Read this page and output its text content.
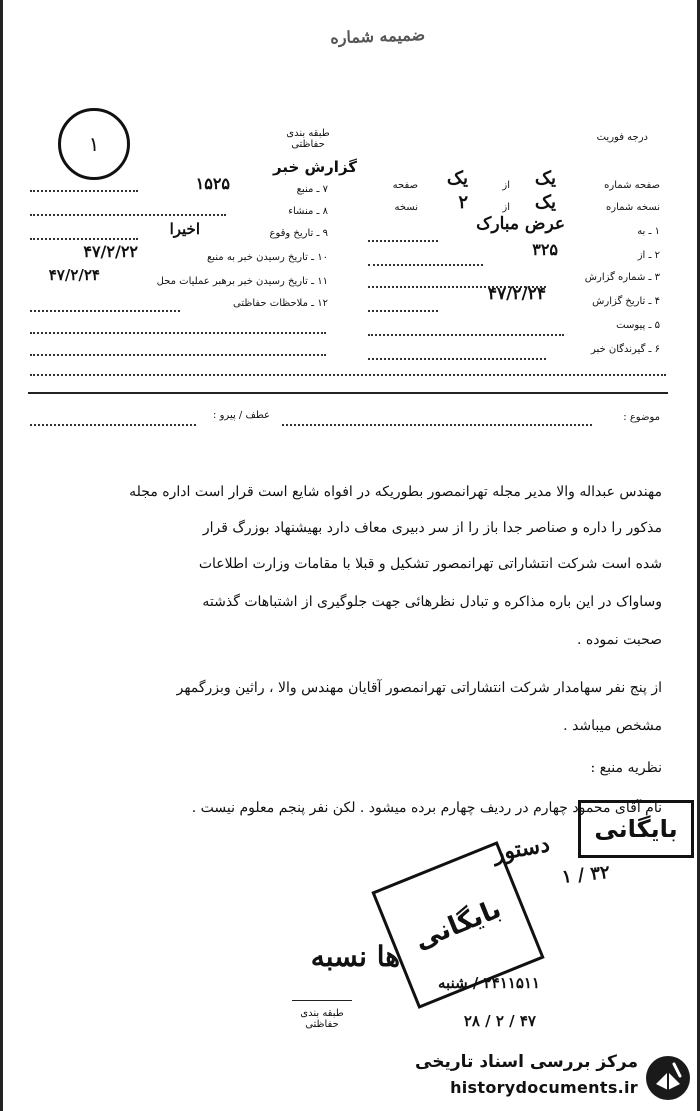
ضمیمه شماره
۱	درجه فوریت
طبقه بندی حفاظتی
گزارش خبر
صفحه شماره
یک
از
یک
صفحه
نسخه شماره
یک
از
۲
نسخه
۱ ـ به
عرض مبارک
۲ ـ از
۳۲۵
۳ ـ شماره گزارش
۴ ـ تاریخ گزارش
۴۷/۲/۲۴
۵ ـ پیوست
۶ ـ گیرندگان خبر
۷ ـ منبع
۱۵۲۵
۸ ـ منشاء
۹ ـ تاریخ وقوع
اخیرا
۱۰ ـ تاریخ رسیدن خبر به منبع
۴۷/۲/۲۲
۱۱ ـ تاریخ رسیدن خبر برهبر عملیات محل
۴۷/۲/۲۴
۱۲ ـ ملاحظات حفاظتی
موضوع :
عطف / پیرو :
مهندس عبداله والا مدیر مجله تهرانمصور بطوریکه در افواه شایع است قرار است اداره مجله
مذکور را داره و صناصر جدا باز را از سر دبیری معاف دارد بهیشنهاد بوزرگ قرار
شده است شرکت انتشاراتی تهرانمصور تشکیل و قبلا با مقامات وزارت اطلاعات
وساواک در این باره مذاکره و تبادل نظرهائی جهت جلوگیری از اشتباهات گذشته
صحبت نموده .
از پنج نفر سهامدار شرکت انتشاراتی تهرانمصور آقایان مهندس والا ، راثین وبزرگمهر
مشخص میباشد .
نظریه منبع :
نام آقای محمود چهارم در ردیف چهارم برده میشود . لکن نفر پنجم معلوم نیست .
بایگانی
دستور
۳۲ / ۱
بایگانی
ها نسبه
۲۴۱۱۵۱۱ / شنبه
۴۷ / ۲ / ۲۸
طبقه بندی حفاظتی
مرکز بررسی اسناد تاریخی
historydocuments.ir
· · · · · · ·
**YOUR GOAL**
Look over the material above and show each line where "گزارش" appears.

**WORKED SOLUTION**
گزارش خبر
۳ ـ شماره گزارش
۴ ـ تاریخ گزارش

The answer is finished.